• Objective:
Render every line of the listing below as a numbered list, omitting any blank lines and excluding the pictures.

Some records
○ ○ ○ ○
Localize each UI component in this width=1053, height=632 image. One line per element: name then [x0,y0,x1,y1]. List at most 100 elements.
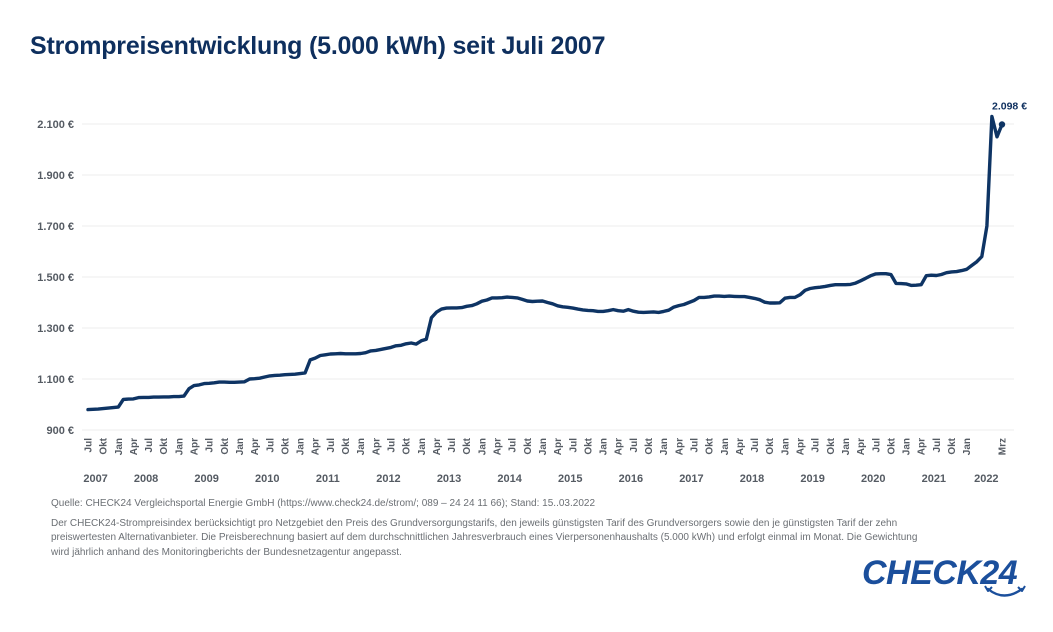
data-point [223,381,225,383]
y-tick-label: 2.100 € [37,119,74,131]
data-point [688,301,690,303]
data-point [218,381,220,383]
data-point [183,395,185,397]
data-point [440,308,442,310]
x-tick-label: Jan [780,438,791,455]
data-point [991,115,993,117]
data-point [683,303,685,305]
data-point [198,384,200,386]
data-point [168,396,170,398]
data-point [905,283,907,285]
x-tick-label: Apr [735,438,746,455]
data-point [572,307,574,309]
data-point [349,353,351,355]
data-point [996,136,998,138]
data-point [541,300,543,302]
data-point [102,407,104,409]
data-point [274,374,276,376]
data-point [708,296,710,298]
price-series-line [86,114,1004,412]
x-tick-label: Okt [705,437,716,454]
data-point [875,273,877,275]
data-point [178,395,180,397]
data-point [789,296,791,298]
data-point [870,275,872,277]
data-point [385,347,387,349]
data-point [435,311,437,313]
data-point [248,378,250,380]
year-labels: 2007 2008 2009 2010 2011 2012 2013 2014 2015 2016… [83,473,998,485]
data-point [612,308,614,310]
year-label: 2014 [497,473,522,485]
data-point [450,307,452,309]
x-tick-label: Apr [553,438,564,455]
year-label: 2010 [255,473,279,485]
year-label: 2017 [679,473,703,485]
data-point [314,357,316,359]
x-tick-label: Jan [235,438,246,455]
data-point [824,285,826,287]
data-point [718,295,720,297]
data-point [632,310,634,312]
x-tick-label: Jan [538,438,549,455]
data-point [208,382,210,384]
data-point [561,306,563,308]
data-point [890,273,892,275]
x-tick-label: Jan [962,438,973,455]
data-point [344,353,346,355]
data-point [794,296,796,298]
x-tick-label: Jan [720,438,731,455]
data-point [466,305,468,307]
x-tick-label: Apr [311,438,322,455]
x-tick-label: Jul [326,438,337,453]
x-tick-label: Jul [568,438,579,453]
data-point [693,299,695,301]
x-tick-label: Jul [750,438,761,453]
data-point [602,310,604,312]
data-point [733,295,735,297]
year-label: 2009 [194,473,218,485]
data-point [971,264,973,266]
data-point [521,298,523,300]
x-tick-label: Jul [386,438,397,453]
data-point [147,396,149,398]
year-label: 2020 [861,473,885,485]
x-tick-label: Apr [614,438,625,455]
x-tick-label: Okt [947,437,958,454]
data-point [501,296,503,298]
x-tick-label: Jan [296,438,307,455]
data-point [163,396,165,398]
data-point [405,343,407,345]
y-tick-label: 1.900 € [37,170,74,182]
data-point [460,306,462,308]
data-point [531,300,533,302]
data-point [834,283,836,285]
data-point [526,300,528,302]
year-label: 2022 [974,473,998,485]
x-tick-label: Apr [432,438,443,455]
last-data-point [998,121,1006,128]
data-point [511,296,513,298]
data-points [87,115,1003,411]
data-point [430,317,432,319]
data-point [97,408,99,410]
data-point [592,309,594,311]
data-point [258,377,260,379]
data-point [193,384,195,386]
data-point [642,311,644,313]
data-point [365,352,367,354]
data-point [960,269,962,271]
data-point [945,271,947,273]
data-point [491,297,493,299]
data-point [188,387,190,389]
data-point [662,310,664,312]
y-tick-label: 1.100 € [37,374,74,386]
data-point [854,282,856,284]
data-point [809,287,811,289]
data-point [582,309,584,311]
data-point [253,378,255,380]
logo-arrow-left-icon [984,585,993,592]
check24-logo: CHECK24 [862,554,1026,597]
data-point [132,398,134,400]
data-point [920,283,922,285]
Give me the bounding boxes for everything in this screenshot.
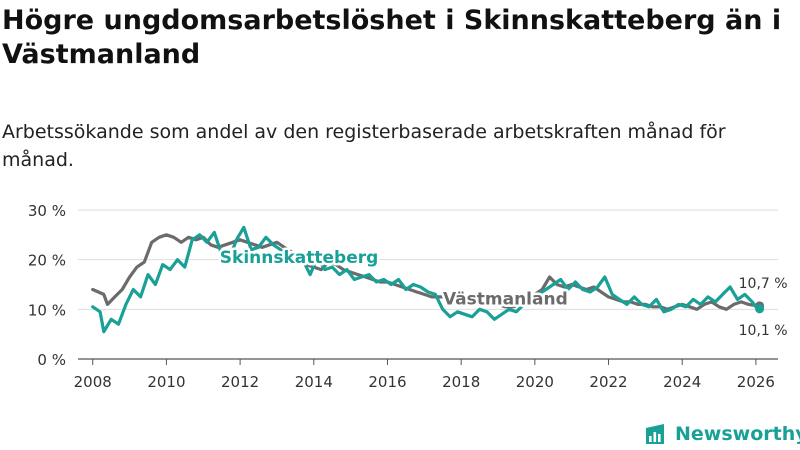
series-line-skinnskatteberg [91, 225, 762, 334]
y-tick-label: 0 % [37, 351, 66, 369]
x-tick-label: 2008 [74, 373, 112, 391]
series-label: Västmanland [443, 289, 568, 309]
line-chart: 0 % 10 % 20 % 30 % 2008 2010 2012 2014 2016 2018 2… [28, 202, 790, 391]
newsworthy-logo: Newsworthy [644, 420, 800, 448]
x-tick-label: 2016 [368, 373, 406, 391]
annotation-halo: Västmanland [443, 289, 568, 309]
x-tick-label: 2018 [442, 373, 480, 391]
series-line-vastmanland [91, 233, 762, 311]
x-tick-label: 2012 [221, 373, 259, 391]
chart-title: Högre ungdomsarbetslöshet i Skinnskatteb… [2, 5, 782, 70]
newsworthy-logo-text: Newsworthy [675, 423, 800, 445]
newsworthy-logo-icon [646, 424, 664, 444]
end-value-label: 10,7 % [739, 276, 788, 292]
x-tick-label: 2020 [516, 373, 554, 391]
x-tick-label: 2022 [589, 373, 627, 391]
annotation-halo: 10,1 % [739, 323, 788, 339]
chart-subtitle: Arbetssökande som andel av den registerb… [2, 121, 726, 171]
annotation-halo: Skinnskatteberg [220, 248, 379, 268]
series-endpoint-skinnskatteberg [755, 304, 765, 314]
annotation-halo: 10,7 % [739, 276, 788, 292]
series-label: Skinnskatteberg [220, 248, 379, 268]
x-tick-label: 2026 [737, 373, 775, 391]
end-value-label: 10,1 % [739, 323, 788, 339]
y-tick-label: 20 % [28, 252, 66, 270]
x-tick-label: 2014 [295, 373, 333, 391]
x-tick-label: 2010 [147, 373, 185, 391]
y-tick-label: 10 % [28, 301, 66, 319]
x-tick-label: 2024 [663, 373, 701, 391]
y-tick-label: 30 % [28, 202, 66, 220]
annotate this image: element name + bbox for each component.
○ ○ ○ ○
• Written solution:
1. Localize each UI component in this width=1053, height=632 image. One line per element: name then [x0,y0,x1,y1]. List at most 100 elements.
2. data-point [223,381,225,383]
3. y-tick-label: 2.100 € [37,119,74,131]
4. data-point [688,301,690,303]
5. data-point [218,381,220,383]
6. data-point [183,395,185,397]
7. data-point [440,308,442,310]
8. x-tick-label: Jan [780,438,791,455]
9. data-point [991,115,993,117]
10. data-point [683,303,685,305]
11. data-point [198,384,200,386]
12. data-point [168,396,170,398]
13. data-point [905,283,907,285]
14. x-tick-label: Apr [735,438,746,455]
15. data-point [572,307,574,309]
16. data-point [349,353,351,355]
17. data-point [996,136,998,138]
18. data-point [541,300,543,302]
19. data-point [102,407,104,409]
20. data-point [274,374,276,376]
21. data-point [708,296,710,298]
22. price-series-line [86,114,1004,412]
23. x-tick-label: Okt [705,437,716,454]
24. data-point [875,273,877,275]
25. data-point [178,395,180,397]
26. data-point [789,296,791,298]
27. data-point [870,275,872,277]
28. data-point [385,347,387,349]
29. data-point [435,311,437,313]
30. data-point [248,378,250,380]
31. year-labels: 2007 2008 2009 2010 2011 2012 2013 2014 2015 2016… [83,473,998,485]
32. data-point [612,308,614,310]
33. year-label: 2014 [497,473,522,485]
34. data-point [450,307,452,309]
35. x-tick-label: Apr [553,438,564,455]
36. year-label: 2010 [255,473,279,485]
37. year-label: 2017 [679,473,703,485]
38. data-point [314,357,316,359]
39. x-tick-label: Jan [235,438,246,455]
40. data-point [824,285,826,287]
41. data-point [718,295,720,297]
42. data-point [632,310,634,312]
43. x-tick-label: Jan [538,438,549,455]
44. data-point [208,382,210,384]
45. data-point [561,306,563,308]
46. data-point [890,273,892,275]
47. x-tick-label: Jan [962,438,973,455]
48. data-point [344,353,346,355]
49. data-point [794,296,796,298]
50. x-tick-label: Jan [720,438,731,455]
51. data-point [466,305,468,307]
52. x-tick-label: Apr [311,438,322,455]
53. x-tick-label: Jul [326,438,337,453]
54. x-tick-label: Jul [568,438,579,453]
55. data-point [693,299,695,301]
56. x-tick-label: Jul [750,438,761,453]
57. data-point [602,310,604,312]
58. data-point [733,295,735,297]
59. year-label: 2009 [194,473,218,485]
60. data-point [971,264,973,266]
61. data-point [521,298,523,300]
62. x-tick-label: Jul [386,438,397,453]
63. data-point [147,396,149,398]
64. year-label: 2020 [861,473,885,485]
65. x-tick-label: Apr [614,438,625,455]
66. x-tick-label: Okt [947,437,958,454]
67. data-point [501,296,503,298]
68. x-tick-label: Jan [296,438,307,455]
69. data-point [163,396,165,398]
70. data-point [405,343,407,345]
71. y-tick-label: 1.900 € [37,170,74,182]
72. data-point [460,306,462,308]
73. data-point [531,300,533,302]
74. data-point [834,283,836,285]
75. data-point [526,300,528,302]
76. year-label: 2022 [974,473,998,485]
77. x-tick-label: Apr [432,438,443,455]
78. last-data-point [998,121,1006,128]
79. data-point [511,296,513,298]
80. data-points [87,115,1003,411]
81. data-point [430,317,432,319]
82. data-point [97,408,99,410]
83. data-point [592,309,594,311]
84. data-point [258,377,260,379]
85. data-point [193,384,195,386]
86. data-point [642,311,644,313]
87. data-point [365,352,367,354]
88. data-point [960,269,962,271]
89. data-point [945,271,947,273]
90. data-point [491,297,493,299]
91. data-point [188,387,190,389]
92. data-point [662,310,664,312]
93. y-tick-label: 1.100 € [37,374,74,386]
94. data-point [854,282,856,284]
95. data-point [809,287,811,289]
96. data-point [582,309,584,311]
97. data-point [253,378,255,380]
98. logo-arrow-left-icon [984,585,993,592]
99. check24-logo: CHECK24 [862,554,1026,597]
100. data-point [132,398,134,400]
101. data-point [920,283,922,285]
102. Give me the bounding boxes for everything in this screenshot.
103. series-line-skinnskatteberg [91, 225, 762, 334]
104. y-tick-label: 0 % [37, 351, 66, 369]
105. x-tick-label: 2008 [74, 373, 112, 391]
106. series-label: Västmanland [443, 289, 568, 309]
107. line-chart: 0 % 10 % 20 % 30 % 2008 2010 2012 2014 2016 2018 2… [28, 202, 790, 391]
108. newsworthy-logo: Newsworthy [644, 420, 800, 448]
109. x-tick-label: 2016 [368, 373, 406, 391]
110. annotation-halo: Västmanland [443, 289, 568, 309]
111. x-tick-label: 2018 [442, 373, 480, 391]
112. series-line-vastmanland [91, 233, 762, 311]
113. x-tick-label: 2012 [221, 373, 259, 391]
114. chart-title: Högre ungdomsarbetslöshet i Skinnskatteb… [2, 5, 782, 70]
115. newsworthy-logo-text: Newsworthy [675, 423, 800, 445]
116. newsworthy-logo-icon [646, 424, 664, 444]
117. end-value-label: 10,7 % [739, 276, 788, 292]
118. x-tick-label: 2020 [516, 373, 554, 391]
119. x-tick-label: 2022 [589, 373, 627, 391]
120. annotation-halo: 10,1 % [739, 323, 788, 339]
121. chart-subtitle: Arbetssökande som andel av den registerb… [2, 121, 726, 171]
122. annotation-halo: Skinnskatteberg [220, 248, 379, 268]
123. series-endpoint-skinnskatteberg [755, 304, 765, 314]
124. annotation-halo: 10,7 % [739, 276, 788, 292]
125. series-label: Skinnskatteberg [220, 248, 379, 268]
126. x-tick-label: 2026 [737, 373, 775, 391]
127. end-value-label: 10,1 % [739, 323, 788, 339]
128. y-tick-label: 20 % [28, 252, 66, 270]
129. x-tick-label: 2014 [295, 373, 333, 391]
130. x-tick-label: 2010 [147, 373, 185, 391]
131. y-tick-label: 10 % [28, 301, 66, 319]
132. x-tick-label: 2024 [663, 373, 701, 391]
133. y-tick-label: 30 % [28, 202, 66, 220]
134. annotate this image: element name + bbox for each component.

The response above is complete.